## [DESCRIPTION OF THE TASK]
Every line that holds "影视后期" should be shown.

Stored data

START

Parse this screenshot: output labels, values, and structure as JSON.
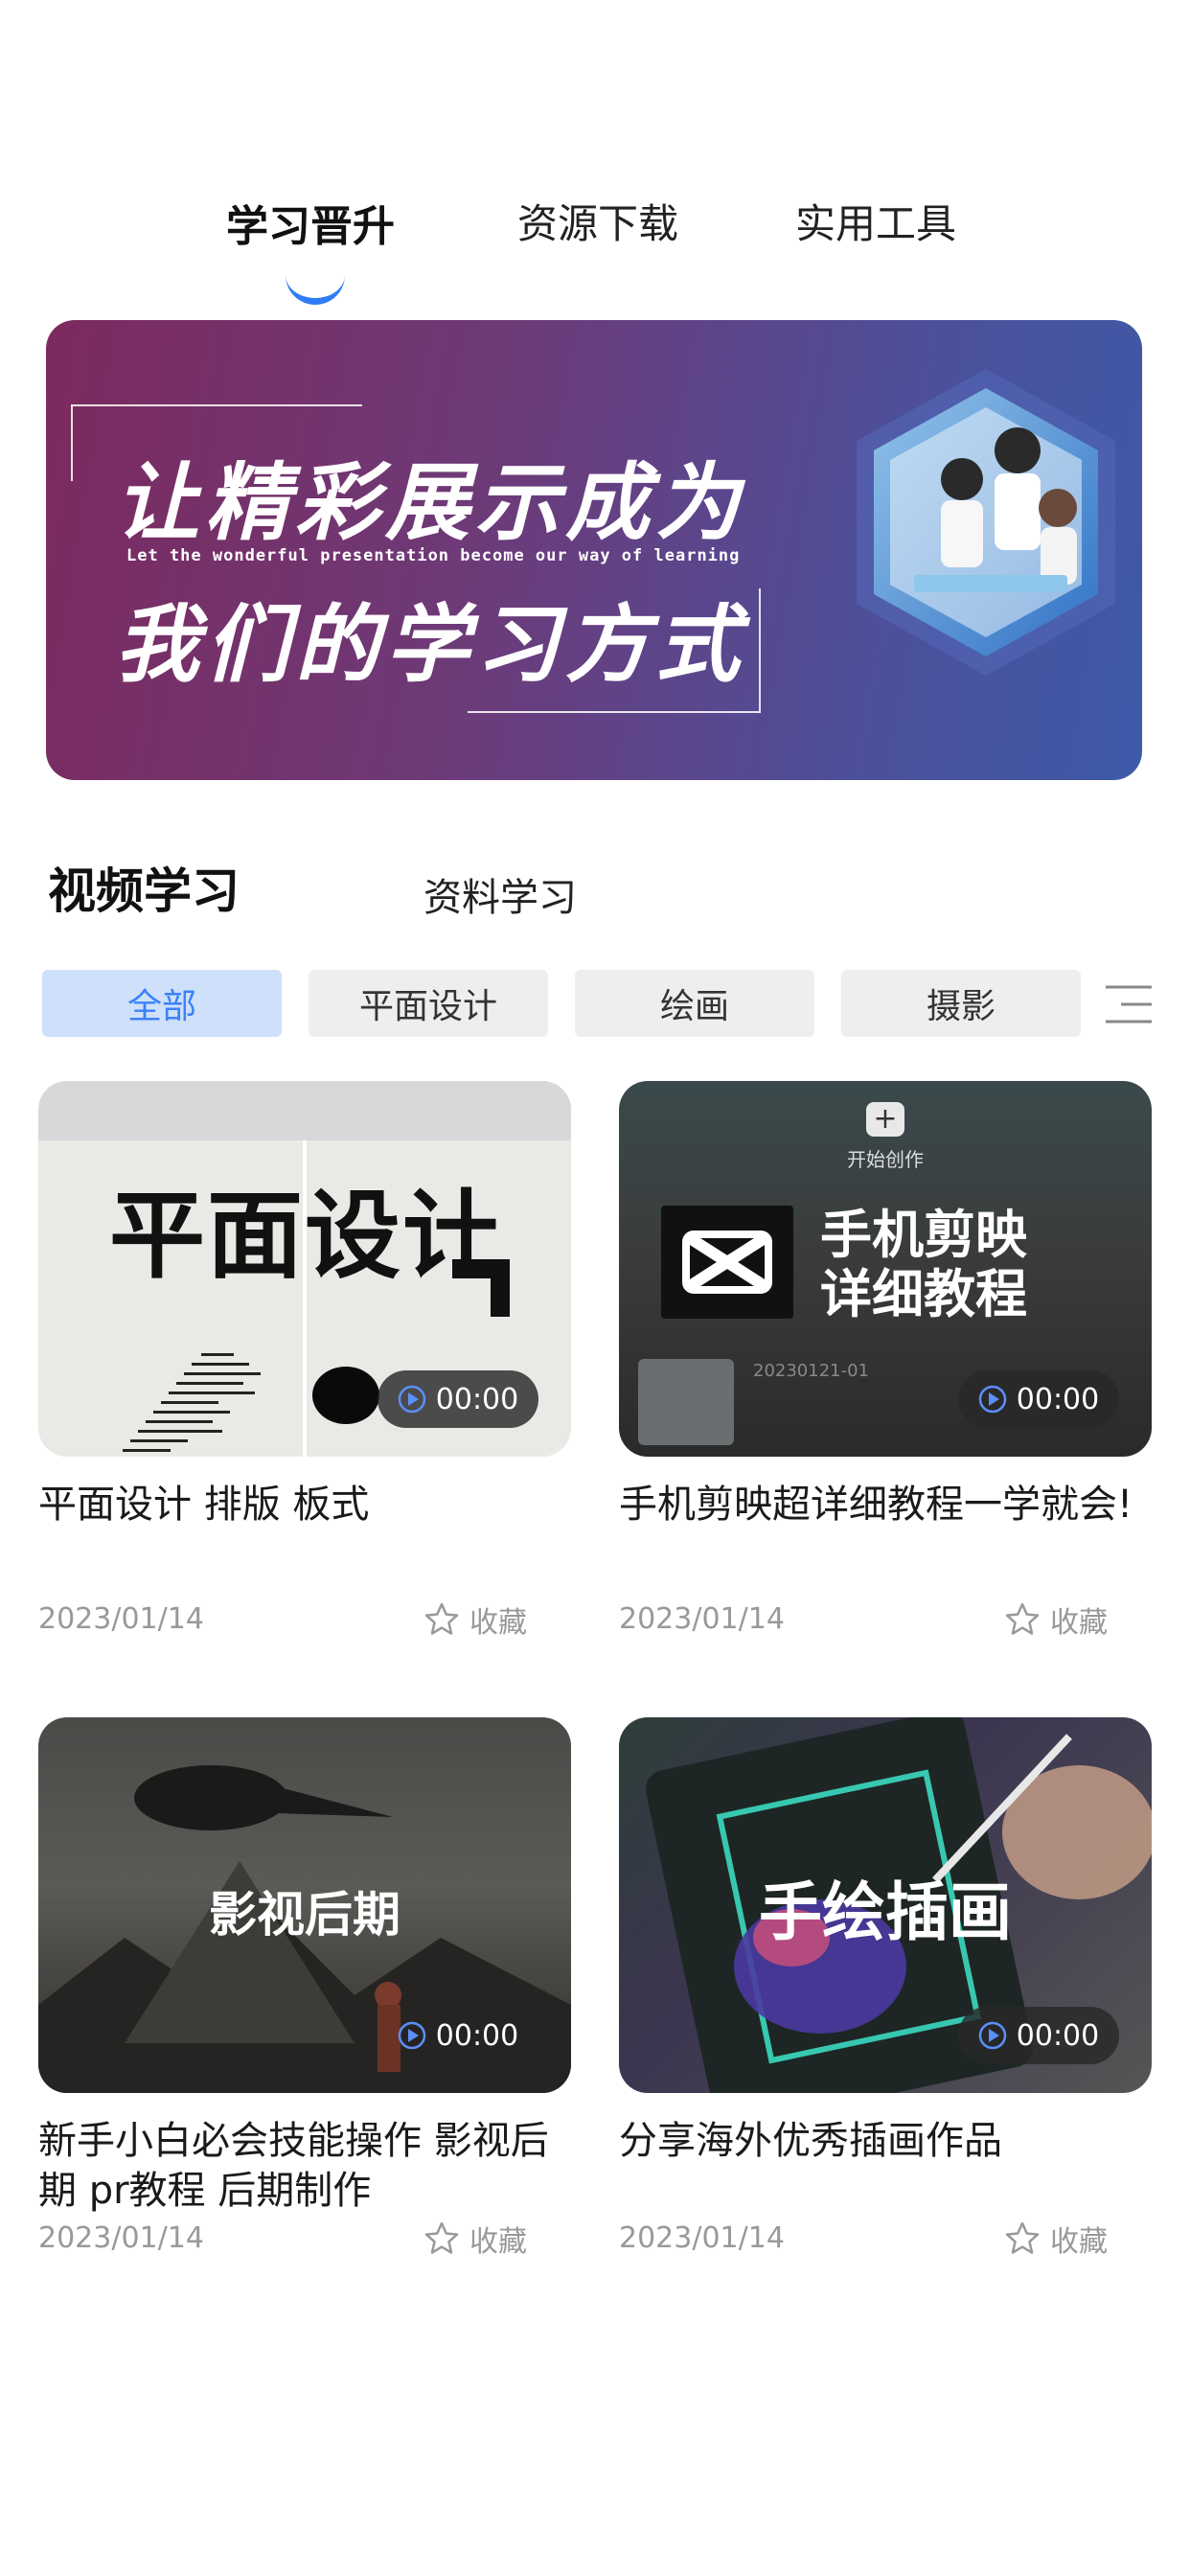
{
  "top_tabs": [
    {
      "label": "学习晋升",
      "active": true
    },
    {
      "label": "资源下载",
      "active": false
    },
    {
      "label": "实用工具",
      "active": false
    }
  ],
  "banner": {
    "title_line1": "让精彩展示成为",
    "subtitle": "Let the wonderful presentation become our way of learning",
    "title_line2": "我们的学习方式"
  },
  "section_tabs": {
    "active": "视频学习",
    "inactive": "资料学习"
  },
  "filters": {
    "chips": [
      "全部",
      "平面设计",
      "绘画",
      "摄影"
    ],
    "active_index": 0
  },
  "cards": [
    {
      "thumb_text": "平面设计",
      "duration": "00:00",
      "title": "平面设计 排版 板式",
      "date": "2023/01/14",
      "fav_label": "收藏"
    },
    {
      "thumb_text_top": "开始创作",
      "thumb_text_line1": "手机剪映",
      "thumb_text_line2": "详细教程",
      "thumb_small": "20230121-01",
      "duration": "00:00",
      "title": "手机剪映超详细教程一学就会!",
      "date": "2023/01/14",
      "fav_label": "收藏"
    },
    {
      "thumb_text": "影视后期",
      "duration": "00:00",
      "title": "新手小白必会技能操作 影视后期 pr教程 后期制作",
      "date": "2023/01/14",
      "fav_label": "收藏"
    },
    {
      "thumb_text": "手绘插画",
      "duration": "00:00",
      "title": "分享海外优秀插画作品",
      "date": "2023/01/14",
      "fav_label": "收藏"
    }
  ],
  "colors": {
    "accent": "#2f7cf6",
    "chip_active_bg": "#cfe0fb",
    "chip_active_text": "#3b82f6",
    "chip_bg": "#eeeeee",
    "muted_text": "#999999"
  },
  "icons": {
    "play": "play-circle-icon",
    "favorite": "star-outline-icon",
    "menu": "menu-icon"
  }
}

END

## [EXERCISE ANSWER]
      "thumb_text": "影视后期",
      "title": "新手小白必会技能操作 影视后期 pr教程 后期制作",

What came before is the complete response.